## start EXTRACTED RECORDS
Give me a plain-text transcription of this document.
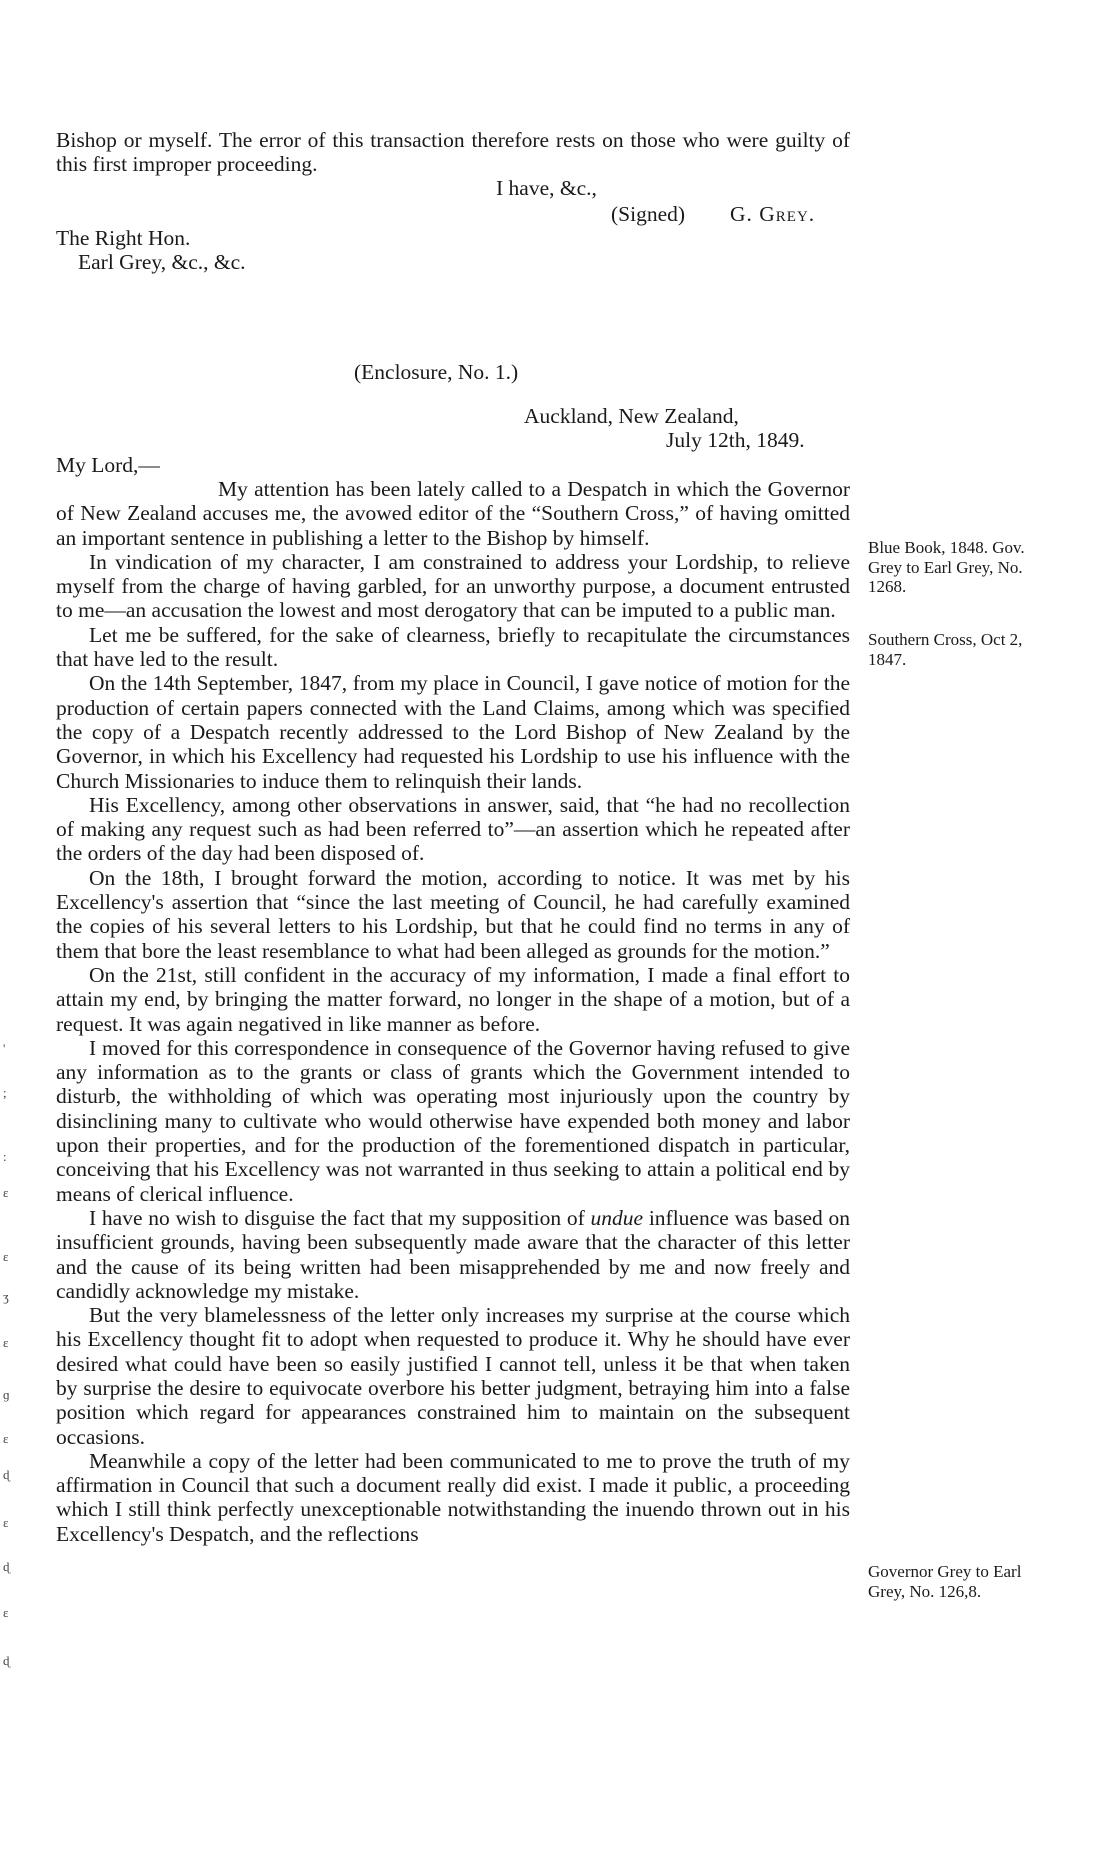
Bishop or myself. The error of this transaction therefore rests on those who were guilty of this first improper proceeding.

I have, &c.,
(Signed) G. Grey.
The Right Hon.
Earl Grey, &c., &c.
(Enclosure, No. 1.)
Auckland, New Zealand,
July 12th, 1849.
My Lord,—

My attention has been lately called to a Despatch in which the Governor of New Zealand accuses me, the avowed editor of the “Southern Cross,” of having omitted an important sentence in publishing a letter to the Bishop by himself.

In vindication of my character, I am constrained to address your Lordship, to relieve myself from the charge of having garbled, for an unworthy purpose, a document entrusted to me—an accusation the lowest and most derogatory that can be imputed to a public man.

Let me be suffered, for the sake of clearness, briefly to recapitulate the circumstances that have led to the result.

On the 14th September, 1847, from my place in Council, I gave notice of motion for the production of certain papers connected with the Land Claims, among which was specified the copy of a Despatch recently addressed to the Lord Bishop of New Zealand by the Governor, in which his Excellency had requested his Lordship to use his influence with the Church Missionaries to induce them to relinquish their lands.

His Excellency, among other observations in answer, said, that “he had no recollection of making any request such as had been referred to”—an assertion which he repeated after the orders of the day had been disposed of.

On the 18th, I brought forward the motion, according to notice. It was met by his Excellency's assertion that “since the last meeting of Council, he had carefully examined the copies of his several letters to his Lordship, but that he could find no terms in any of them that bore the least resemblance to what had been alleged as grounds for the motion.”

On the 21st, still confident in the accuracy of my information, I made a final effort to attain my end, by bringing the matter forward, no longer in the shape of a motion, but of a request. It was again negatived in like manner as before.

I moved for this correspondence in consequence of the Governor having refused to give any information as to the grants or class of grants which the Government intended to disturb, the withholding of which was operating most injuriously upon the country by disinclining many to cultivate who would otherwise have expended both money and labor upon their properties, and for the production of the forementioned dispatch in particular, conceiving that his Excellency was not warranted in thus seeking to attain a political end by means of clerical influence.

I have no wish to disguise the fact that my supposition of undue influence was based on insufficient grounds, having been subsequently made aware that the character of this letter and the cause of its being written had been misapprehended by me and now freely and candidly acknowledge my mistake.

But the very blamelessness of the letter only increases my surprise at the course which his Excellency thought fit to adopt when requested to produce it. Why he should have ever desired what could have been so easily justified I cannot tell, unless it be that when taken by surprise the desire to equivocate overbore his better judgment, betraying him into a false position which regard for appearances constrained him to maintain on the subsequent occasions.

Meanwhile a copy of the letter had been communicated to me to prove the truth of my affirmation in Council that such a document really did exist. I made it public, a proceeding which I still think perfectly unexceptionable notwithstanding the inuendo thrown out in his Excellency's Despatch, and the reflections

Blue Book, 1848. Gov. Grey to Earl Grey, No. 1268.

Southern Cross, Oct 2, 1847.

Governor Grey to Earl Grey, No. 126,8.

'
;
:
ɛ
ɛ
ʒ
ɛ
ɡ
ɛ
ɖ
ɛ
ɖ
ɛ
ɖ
## end EXTRACTED RECORDS
__WHAT IS ASKED__: Pick out each line containing "public" and report it.

__FULL RESPONSE__:
In vindication of my character, I am constrained to address your Lordship, to relieve myself from the charge of having garbled, for an unworthy purpose, a document entrusted to me—an accusation the lowest and most derogatory that can be imputed to a public man.
Meanwhile a copy of the letter had been communicated to me to prove the truth of my affirmation in Council that such a document really did exist. I made it public, a proceeding which I still think perfectly unexceptionable notwithstanding the inuendo thrown out in his Excellency's Despatch, and the reflections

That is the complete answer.